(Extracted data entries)
───

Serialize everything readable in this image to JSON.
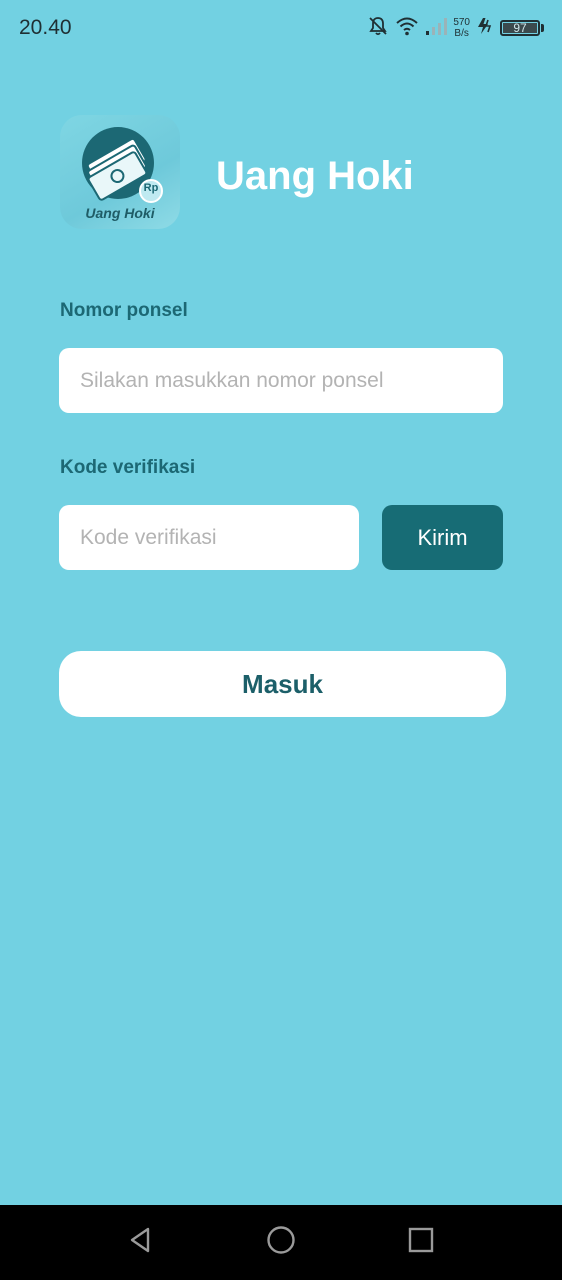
{
  "status_bar": {
    "time": "20.40",
    "net_speed_value": "570",
    "net_speed_unit": "B/s",
    "battery": "97",
    "icons": [
      "notifications-off-icon",
      "wifi-icon",
      "signal-icon",
      "charging-icon",
      "battery-icon"
    ]
  },
  "header": {
    "logo_text": "Uang Hoki",
    "logo_badge": "Rp",
    "title": "Uang Hoki"
  },
  "form": {
    "phone_label": "Nomor ponsel",
    "phone_placeholder": "Silakan masukkan nomor ponsel",
    "phone_value": "",
    "code_label": "Kode verifikasi",
    "code_placeholder": "Kode verifikasi",
    "code_value": "",
    "send_button": "Kirim",
    "login_button": "Masuk"
  },
  "nav_bar": {
    "buttons": [
      "back-icon",
      "home-icon",
      "recents-icon"
    ]
  },
  "colors": {
    "background": "#72d1e2",
    "accent_dark": "#176c75",
    "label_text": "#1c6874",
    "title_text": "#ffffff"
  }
}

───

PROBLEM DESCRIPTION:
Reproduce the full listing above verbatim, with no pictures included.

RESULT OF THIS TASK:
Serialize everything readable in this image to JSON.
{
  "status_bar": {
    "time": "20.40",
    "net_speed_value": "570",
    "net_speed_unit": "B/s",
    "battery": "97",
    "icons": [
      "notifications-off-icon",
      "wifi-icon",
      "signal-icon",
      "charging-icon",
      "battery-icon"
    ]
  },
  "header": {
    "logo_text": "Uang Hoki",
    "logo_badge": "Rp",
    "title": "Uang Hoki"
  },
  "form": {
    "phone_label": "Nomor ponsel",
    "phone_placeholder": "Silakan masukkan nomor ponsel",
    "phone_value": "",
    "code_label": "Kode verifikasi",
    "code_placeholder": "Kode verifikasi",
    "code_value": "",
    "send_button": "Kirim",
    "login_button": "Masuk"
  },
  "nav_bar": {
    "buttons": [
      "back-icon",
      "home-icon",
      "recents-icon"
    ]
  },
  "colors": {
    "background": "#72d1e2",
    "accent_dark": "#176c75",
    "label_text": "#1c6874",
    "title_text": "#ffffff"
  }
}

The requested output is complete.